> **Instructions to follow**
Word for word, transcribe the lines from the one containing "Extract the structured" through the end of the entries, both included, and nothing else.

> **Available records**
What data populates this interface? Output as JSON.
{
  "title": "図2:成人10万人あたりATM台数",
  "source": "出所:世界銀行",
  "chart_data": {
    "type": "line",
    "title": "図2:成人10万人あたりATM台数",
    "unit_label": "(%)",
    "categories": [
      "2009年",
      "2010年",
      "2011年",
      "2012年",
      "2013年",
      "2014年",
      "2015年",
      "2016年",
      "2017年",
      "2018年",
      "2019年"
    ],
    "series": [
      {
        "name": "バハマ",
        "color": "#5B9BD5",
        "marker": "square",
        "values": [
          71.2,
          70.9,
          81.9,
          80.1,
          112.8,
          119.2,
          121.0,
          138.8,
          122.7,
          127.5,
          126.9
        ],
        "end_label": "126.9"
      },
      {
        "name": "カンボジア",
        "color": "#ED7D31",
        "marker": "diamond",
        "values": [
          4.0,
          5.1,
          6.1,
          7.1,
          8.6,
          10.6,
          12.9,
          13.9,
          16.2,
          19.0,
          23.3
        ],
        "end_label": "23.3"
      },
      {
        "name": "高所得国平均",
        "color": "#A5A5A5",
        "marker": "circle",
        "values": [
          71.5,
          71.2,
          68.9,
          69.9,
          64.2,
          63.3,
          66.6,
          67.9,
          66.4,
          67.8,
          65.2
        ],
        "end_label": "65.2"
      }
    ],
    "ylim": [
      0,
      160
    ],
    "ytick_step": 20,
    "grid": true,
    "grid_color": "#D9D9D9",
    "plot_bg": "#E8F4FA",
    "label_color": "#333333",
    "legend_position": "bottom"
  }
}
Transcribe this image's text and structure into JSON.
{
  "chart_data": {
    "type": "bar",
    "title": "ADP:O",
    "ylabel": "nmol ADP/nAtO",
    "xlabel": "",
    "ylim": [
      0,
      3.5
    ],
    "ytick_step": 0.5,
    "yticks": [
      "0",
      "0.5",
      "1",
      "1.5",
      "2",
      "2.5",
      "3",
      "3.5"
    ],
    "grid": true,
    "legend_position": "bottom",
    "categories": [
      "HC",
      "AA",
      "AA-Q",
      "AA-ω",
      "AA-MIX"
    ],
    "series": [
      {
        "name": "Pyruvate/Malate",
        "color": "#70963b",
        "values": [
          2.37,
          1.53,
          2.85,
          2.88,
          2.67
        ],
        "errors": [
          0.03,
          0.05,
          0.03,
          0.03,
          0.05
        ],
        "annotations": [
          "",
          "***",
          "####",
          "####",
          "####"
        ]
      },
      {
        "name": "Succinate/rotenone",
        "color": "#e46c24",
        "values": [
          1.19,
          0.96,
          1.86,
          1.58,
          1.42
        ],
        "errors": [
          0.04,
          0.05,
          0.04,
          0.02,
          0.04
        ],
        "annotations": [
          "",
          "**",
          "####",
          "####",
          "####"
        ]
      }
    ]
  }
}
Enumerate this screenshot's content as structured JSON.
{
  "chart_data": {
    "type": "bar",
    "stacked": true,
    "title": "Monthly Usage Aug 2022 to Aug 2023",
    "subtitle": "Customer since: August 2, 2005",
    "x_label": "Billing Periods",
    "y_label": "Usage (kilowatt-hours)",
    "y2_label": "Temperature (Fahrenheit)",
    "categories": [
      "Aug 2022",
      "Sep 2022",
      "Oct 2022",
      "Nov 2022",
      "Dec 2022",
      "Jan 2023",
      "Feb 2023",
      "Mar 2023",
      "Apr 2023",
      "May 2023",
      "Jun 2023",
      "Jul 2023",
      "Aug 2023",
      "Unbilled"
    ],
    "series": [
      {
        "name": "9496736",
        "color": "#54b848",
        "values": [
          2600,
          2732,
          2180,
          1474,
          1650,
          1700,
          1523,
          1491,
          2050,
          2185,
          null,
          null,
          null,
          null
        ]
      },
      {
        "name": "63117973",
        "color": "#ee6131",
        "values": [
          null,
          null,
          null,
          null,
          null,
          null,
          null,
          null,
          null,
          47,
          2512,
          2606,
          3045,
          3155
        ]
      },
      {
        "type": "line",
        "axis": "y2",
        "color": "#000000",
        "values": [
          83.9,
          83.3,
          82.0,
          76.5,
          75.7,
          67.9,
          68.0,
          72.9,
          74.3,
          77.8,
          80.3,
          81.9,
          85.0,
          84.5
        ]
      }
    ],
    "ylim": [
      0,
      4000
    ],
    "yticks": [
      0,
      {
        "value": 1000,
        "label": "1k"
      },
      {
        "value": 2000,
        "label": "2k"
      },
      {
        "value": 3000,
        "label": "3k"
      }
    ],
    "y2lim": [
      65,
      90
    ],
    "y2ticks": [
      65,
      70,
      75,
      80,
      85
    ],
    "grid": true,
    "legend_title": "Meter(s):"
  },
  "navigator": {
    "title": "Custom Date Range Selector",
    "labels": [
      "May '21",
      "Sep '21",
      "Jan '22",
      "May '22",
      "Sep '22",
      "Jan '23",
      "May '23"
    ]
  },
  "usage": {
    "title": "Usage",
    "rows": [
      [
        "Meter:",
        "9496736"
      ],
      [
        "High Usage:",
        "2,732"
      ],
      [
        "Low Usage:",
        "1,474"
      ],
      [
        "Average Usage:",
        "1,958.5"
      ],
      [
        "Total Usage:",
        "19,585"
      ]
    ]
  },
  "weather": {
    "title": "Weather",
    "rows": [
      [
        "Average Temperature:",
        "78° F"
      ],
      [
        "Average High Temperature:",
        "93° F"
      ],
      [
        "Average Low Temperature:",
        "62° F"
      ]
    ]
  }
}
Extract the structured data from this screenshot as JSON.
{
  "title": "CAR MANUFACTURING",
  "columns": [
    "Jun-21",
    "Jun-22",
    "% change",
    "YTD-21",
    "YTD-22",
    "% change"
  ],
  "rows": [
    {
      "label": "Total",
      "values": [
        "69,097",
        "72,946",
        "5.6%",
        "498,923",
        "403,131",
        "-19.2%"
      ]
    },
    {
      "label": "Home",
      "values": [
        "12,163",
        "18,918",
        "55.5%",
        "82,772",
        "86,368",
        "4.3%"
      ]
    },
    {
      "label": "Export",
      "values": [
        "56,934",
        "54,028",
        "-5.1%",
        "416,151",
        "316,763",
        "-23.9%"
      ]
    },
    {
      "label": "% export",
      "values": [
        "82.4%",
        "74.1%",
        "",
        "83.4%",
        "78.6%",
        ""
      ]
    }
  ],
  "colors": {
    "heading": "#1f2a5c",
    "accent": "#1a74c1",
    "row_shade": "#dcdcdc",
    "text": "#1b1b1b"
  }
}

> **Task output**
Extract the structured data from this screenshot as JSON.
{
  "title": "CAR MANUFACTURING",
  "columns": [
    "Jun-21",
    "Jun-22",
    "% change",
    "YTD-21",
    "YTD-22",
    "% change"
  ],
  "rows": [
    {
      "label": "Total",
      "values": [
        "69,097",
        "72,946",
        "5.6%",
        "498,923",
        "403,131",
        "-19.2%"
      ]
    },
    {
      "label": "Home",
      "values": [
        "12,163",
        "18,918",
        "55.5%",
        "82,772",
        "86,368",
        "4.3%"
      ]
    },
    {
      "label": "Export",
      "values": [
        "56,934",
        "54,028",
        "-5.1%",
        "416,151",
        "316,763",
        "-23.9%"
      ]
    },
    {
      "label": "% export",
      "values": [
        "82.4%",
        "74.1%",
        "",
        "83.4%",
        "78.6%",
        ""
      ]
    }
  ],
  "colors": {
    "heading": "#1f2a5c",
    "accent": "#1a74c1",
    "row_shade": "#dcdcdc",
    "text": "#1b1b1b"
  }
}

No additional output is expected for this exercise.